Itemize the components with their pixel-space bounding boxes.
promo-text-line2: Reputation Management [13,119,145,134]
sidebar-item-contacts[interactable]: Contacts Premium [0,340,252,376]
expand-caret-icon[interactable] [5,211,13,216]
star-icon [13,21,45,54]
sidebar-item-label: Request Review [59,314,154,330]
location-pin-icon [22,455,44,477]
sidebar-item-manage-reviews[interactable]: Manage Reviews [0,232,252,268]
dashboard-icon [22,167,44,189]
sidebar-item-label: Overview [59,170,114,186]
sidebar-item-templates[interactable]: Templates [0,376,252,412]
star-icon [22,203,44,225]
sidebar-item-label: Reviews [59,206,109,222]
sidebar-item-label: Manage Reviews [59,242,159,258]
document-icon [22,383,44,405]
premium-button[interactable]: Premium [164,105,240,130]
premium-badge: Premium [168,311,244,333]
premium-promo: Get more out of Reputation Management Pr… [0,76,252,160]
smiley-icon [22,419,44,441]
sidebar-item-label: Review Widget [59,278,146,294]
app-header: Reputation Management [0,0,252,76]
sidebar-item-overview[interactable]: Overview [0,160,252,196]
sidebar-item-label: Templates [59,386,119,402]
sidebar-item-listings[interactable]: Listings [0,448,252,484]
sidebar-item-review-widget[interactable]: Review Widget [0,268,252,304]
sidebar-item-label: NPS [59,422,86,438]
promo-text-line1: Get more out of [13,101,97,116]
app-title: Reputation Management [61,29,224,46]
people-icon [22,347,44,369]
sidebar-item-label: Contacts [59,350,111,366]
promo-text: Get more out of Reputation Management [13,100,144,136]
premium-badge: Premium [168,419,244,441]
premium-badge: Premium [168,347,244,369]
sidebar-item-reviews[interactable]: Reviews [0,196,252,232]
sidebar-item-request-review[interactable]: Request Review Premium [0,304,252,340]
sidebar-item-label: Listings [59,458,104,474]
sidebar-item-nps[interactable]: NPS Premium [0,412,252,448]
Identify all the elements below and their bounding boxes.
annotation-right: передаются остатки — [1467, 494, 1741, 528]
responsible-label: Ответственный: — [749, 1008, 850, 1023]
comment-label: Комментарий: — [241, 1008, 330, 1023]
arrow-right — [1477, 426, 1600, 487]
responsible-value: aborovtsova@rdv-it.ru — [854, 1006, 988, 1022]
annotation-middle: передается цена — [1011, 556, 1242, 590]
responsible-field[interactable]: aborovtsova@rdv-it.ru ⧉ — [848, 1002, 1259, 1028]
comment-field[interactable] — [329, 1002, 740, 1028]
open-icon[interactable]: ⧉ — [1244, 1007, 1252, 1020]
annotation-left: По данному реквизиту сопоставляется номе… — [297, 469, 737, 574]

= = = = = = =

Extract every line of all the entries above and reproduce each one word for word.

_TASK SOLUTION:_
Itemize the components with their pixel-space bounding boxes.
promo-text-line2: Reputation Management [13,119,145,134]
sidebar-item-contacts[interactable]: Contacts Premium [0,340,252,376]
expand-caret-icon[interactable] [5,211,13,216]
star-icon [13,21,45,54]
sidebar-item-label: Request Review [59,314,154,330]
location-pin-icon [22,455,44,477]
sidebar-item-manage-reviews[interactable]: Manage Reviews [0,232,252,268]
dashboard-icon [22,167,44,189]
sidebar-item-label: Overview [59,170,114,186]
sidebar-item-templates[interactable]: Templates [0,376,252,412]
star-icon [22,203,44,225]
sidebar-item-label: Reviews [59,206,109,222]
sidebar-item-label: Manage Reviews [59,242,159,258]
document-icon [22,383,44,405]
premium-button[interactable]: Premium [164,105,240,130]
premium-badge: Premium [168,311,244,333]
premium-promo: Get more out of Reputation Management Pr… [0,76,252,160]
smiley-icon [22,419,44,441]
sidebar-item-label: Review Widget [59,278,146,294]
app-header: Reputation Management [0,0,252,76]
sidebar-item-overview[interactable]: Overview [0,160,252,196]
sidebar-item-label: Templates [59,386,119,402]
sidebar-item-listings[interactable]: Listings [0,448,252,484]
sidebar-item-review-widget[interactable]: Review Widget [0,268,252,304]
sidebar-item-label: NPS [59,422,86,438]
promo-text-line1: Get more out of [13,101,97,116]
app-title: Reputation Management [61,29,224,46]
people-icon [22,347,44,369]
sidebar-item-label: Contacts [59,350,111,366]
promo-text: Get more out of Reputation Management [13,100,144,136]
premium-badge: Premium [168,419,244,441]
premium-badge: Premium [168,347,244,369]
sidebar-item-reviews[interactable]: Reviews [0,196,252,232]
sidebar-item-request-review[interactable]: Request Review Premium [0,304,252,340]
sidebar-item-label: Listings [59,458,104,474]
sidebar-item-nps[interactable]: NPS Premium [0,412,252,448]
Identify all the elements below and their bounding boxes.
annotation-right: передаются остатки — [1467, 494, 1741, 528]
responsible-label: Ответственный: — [749, 1008, 850, 1023]
comment-label: Комментарий: — [241, 1008, 330, 1023]
arrow-right — [1477, 426, 1600, 487]
responsible-value: aborovtsova@rdv-it.ru — [854, 1006, 988, 1022]
annotation-middle: передается цена — [1011, 556, 1242, 590]
responsible-field[interactable]: aborovtsova@rdv-it.ru ⧉ — [848, 1002, 1259, 1028]
comment-field[interactable] — [329, 1002, 740, 1028]
open-icon[interactable]: ⧉ — [1244, 1007, 1252, 1020]
annotation-left: По данному реквизиту сопоставляется номе… — [297, 469, 737, 574]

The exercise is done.